=== Aim of the exercise ===
Your task is to copy every line of the entries that contains "Media".

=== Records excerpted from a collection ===
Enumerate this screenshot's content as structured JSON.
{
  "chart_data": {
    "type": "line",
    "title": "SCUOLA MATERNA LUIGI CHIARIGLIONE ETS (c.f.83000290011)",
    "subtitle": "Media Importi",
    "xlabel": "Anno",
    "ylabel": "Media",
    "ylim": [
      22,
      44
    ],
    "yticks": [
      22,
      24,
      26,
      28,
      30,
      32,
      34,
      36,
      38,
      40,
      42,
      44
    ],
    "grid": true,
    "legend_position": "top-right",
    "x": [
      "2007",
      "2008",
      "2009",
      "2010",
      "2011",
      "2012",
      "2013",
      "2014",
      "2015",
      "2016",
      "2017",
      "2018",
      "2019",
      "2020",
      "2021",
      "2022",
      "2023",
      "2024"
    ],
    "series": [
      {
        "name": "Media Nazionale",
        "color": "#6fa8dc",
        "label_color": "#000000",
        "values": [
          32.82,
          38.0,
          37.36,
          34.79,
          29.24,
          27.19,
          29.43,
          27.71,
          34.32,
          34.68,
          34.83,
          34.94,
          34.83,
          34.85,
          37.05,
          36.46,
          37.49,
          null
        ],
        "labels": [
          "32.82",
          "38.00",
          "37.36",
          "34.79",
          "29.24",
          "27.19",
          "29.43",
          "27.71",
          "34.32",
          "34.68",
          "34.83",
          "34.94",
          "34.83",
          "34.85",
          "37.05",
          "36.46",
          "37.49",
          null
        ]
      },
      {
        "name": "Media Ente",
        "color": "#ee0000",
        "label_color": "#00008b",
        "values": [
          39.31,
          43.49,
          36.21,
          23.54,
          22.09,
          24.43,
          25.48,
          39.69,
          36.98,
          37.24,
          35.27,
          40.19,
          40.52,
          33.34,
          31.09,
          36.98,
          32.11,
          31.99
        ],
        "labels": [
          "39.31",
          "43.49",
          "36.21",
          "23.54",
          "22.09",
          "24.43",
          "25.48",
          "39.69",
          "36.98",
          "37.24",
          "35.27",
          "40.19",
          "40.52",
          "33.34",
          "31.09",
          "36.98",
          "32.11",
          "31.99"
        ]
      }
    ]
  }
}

=== The reply ===
    "subtitle": "Media Importi",
    "ylabel": "Media",
        "name": "Media Nazionale",
        "name": "Media Ente",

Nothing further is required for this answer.